» **What you will do**: Keep only the lines of the data below that contain "screenshot", and copy them.

» **Records for this task**:
----------------

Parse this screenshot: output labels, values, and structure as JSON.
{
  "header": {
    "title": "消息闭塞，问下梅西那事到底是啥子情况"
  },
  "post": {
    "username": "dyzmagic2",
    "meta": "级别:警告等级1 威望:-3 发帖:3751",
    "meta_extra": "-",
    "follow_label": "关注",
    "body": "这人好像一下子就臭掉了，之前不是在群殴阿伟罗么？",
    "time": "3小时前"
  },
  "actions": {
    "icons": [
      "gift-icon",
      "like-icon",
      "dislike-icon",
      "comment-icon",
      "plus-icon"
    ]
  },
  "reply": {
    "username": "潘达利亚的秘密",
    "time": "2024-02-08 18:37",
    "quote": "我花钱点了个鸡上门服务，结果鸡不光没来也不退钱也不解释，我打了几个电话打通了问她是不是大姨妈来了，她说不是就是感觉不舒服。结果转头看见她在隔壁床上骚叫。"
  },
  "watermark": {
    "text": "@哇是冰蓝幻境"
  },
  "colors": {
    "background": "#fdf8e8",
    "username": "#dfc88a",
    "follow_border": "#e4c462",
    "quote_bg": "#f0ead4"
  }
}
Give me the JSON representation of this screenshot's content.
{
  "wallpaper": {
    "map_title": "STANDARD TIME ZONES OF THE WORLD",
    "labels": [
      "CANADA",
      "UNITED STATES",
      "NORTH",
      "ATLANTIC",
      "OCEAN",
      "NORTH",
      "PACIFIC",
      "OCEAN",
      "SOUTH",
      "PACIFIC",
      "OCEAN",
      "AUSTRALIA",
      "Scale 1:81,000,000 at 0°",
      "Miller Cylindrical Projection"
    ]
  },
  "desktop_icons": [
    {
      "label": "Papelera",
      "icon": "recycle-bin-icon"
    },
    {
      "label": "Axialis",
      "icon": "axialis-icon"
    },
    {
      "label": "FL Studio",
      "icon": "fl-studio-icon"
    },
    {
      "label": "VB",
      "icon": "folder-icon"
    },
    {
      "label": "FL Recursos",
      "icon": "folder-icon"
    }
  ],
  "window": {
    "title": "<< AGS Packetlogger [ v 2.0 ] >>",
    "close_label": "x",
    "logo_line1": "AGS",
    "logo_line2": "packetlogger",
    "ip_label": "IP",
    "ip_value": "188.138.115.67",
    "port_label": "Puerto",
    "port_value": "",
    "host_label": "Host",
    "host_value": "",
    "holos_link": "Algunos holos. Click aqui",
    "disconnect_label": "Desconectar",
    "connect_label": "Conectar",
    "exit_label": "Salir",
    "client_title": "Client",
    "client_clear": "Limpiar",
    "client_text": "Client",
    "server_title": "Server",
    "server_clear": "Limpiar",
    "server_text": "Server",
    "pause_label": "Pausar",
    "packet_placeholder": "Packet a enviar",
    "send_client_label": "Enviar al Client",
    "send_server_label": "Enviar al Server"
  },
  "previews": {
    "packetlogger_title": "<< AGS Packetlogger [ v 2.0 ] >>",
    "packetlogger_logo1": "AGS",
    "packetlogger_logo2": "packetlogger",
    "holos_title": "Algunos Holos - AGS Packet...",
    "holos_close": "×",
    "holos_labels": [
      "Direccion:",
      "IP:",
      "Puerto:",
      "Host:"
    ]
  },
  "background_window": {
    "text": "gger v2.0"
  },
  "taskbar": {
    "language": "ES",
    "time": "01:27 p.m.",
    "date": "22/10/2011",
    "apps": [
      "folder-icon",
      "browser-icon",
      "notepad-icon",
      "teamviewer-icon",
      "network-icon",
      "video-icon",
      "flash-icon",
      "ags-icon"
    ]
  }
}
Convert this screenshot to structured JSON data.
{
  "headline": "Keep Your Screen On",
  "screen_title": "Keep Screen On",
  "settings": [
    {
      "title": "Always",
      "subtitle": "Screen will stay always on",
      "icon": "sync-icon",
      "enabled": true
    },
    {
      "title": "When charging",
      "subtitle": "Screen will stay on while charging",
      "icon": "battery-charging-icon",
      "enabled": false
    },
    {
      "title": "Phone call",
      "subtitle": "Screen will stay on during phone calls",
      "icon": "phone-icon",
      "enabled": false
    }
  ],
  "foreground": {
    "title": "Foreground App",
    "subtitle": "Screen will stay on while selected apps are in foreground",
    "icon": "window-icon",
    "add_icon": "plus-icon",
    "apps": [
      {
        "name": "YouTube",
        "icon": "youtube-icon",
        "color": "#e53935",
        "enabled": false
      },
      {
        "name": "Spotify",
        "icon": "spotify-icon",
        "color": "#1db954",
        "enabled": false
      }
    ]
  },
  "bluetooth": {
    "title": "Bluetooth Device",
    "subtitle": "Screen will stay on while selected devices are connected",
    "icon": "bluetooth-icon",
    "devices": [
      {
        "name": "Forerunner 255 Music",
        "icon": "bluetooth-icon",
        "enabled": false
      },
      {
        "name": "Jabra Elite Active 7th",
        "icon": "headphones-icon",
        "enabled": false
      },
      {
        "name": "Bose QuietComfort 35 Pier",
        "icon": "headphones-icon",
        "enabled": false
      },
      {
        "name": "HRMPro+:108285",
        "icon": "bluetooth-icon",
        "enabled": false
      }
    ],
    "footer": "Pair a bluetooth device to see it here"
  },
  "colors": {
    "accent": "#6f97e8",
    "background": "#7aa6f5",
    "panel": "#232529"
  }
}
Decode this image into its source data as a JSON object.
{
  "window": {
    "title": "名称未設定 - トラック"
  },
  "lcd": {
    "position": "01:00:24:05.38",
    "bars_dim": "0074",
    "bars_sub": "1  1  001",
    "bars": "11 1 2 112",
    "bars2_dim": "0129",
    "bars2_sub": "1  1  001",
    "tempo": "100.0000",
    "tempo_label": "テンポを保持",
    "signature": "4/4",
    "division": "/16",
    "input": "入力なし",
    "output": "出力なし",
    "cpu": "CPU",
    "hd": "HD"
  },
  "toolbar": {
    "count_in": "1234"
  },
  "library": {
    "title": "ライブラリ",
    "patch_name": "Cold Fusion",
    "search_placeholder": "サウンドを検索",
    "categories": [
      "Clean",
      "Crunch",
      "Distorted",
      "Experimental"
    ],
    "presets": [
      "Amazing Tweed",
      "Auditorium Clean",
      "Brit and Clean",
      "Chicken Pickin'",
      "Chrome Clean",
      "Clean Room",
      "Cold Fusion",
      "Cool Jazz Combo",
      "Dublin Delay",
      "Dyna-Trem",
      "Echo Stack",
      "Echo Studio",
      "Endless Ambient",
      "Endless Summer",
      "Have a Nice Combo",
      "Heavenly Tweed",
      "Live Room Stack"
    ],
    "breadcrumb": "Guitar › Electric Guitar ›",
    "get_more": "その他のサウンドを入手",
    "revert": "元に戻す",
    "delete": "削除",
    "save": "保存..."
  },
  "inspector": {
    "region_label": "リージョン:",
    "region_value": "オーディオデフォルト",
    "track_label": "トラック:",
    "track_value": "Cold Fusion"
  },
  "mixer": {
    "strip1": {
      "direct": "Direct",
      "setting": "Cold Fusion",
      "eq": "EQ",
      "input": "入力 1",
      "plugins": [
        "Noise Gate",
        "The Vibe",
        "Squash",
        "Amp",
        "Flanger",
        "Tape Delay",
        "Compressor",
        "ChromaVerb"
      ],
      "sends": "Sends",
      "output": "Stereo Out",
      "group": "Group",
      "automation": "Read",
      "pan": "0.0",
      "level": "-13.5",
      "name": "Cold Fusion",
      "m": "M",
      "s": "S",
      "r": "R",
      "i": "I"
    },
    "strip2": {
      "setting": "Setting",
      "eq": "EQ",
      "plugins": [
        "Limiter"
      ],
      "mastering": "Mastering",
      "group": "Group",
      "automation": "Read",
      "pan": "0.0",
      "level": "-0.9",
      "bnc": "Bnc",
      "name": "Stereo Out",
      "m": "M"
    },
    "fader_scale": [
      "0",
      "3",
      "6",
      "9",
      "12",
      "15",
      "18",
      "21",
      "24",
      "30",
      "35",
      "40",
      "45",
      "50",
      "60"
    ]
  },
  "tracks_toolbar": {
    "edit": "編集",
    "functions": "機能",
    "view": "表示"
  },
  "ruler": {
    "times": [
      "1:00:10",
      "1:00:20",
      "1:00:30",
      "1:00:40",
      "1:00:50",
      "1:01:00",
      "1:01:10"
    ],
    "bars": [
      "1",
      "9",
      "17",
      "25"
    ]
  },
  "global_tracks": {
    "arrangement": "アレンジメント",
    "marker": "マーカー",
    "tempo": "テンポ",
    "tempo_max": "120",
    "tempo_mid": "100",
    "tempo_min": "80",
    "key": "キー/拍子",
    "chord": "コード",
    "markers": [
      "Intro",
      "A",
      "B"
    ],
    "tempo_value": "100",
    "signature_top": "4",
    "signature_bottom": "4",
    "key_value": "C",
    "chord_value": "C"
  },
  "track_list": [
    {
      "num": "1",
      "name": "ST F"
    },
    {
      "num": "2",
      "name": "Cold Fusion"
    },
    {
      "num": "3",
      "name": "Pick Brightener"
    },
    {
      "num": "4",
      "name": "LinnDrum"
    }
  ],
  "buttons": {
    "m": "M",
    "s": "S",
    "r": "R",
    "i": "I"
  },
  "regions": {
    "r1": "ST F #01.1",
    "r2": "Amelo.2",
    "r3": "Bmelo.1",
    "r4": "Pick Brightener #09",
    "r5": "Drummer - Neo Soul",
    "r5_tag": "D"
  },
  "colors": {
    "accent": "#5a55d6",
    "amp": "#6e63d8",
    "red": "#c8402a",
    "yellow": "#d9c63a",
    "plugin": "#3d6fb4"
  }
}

----------------

» **Result of this exercise**:
Parse this screenshot: output labels, values, and structure as JSON.
Give me the JSON representation of this screenshot's content.
Convert this screenshot to structured JSON data.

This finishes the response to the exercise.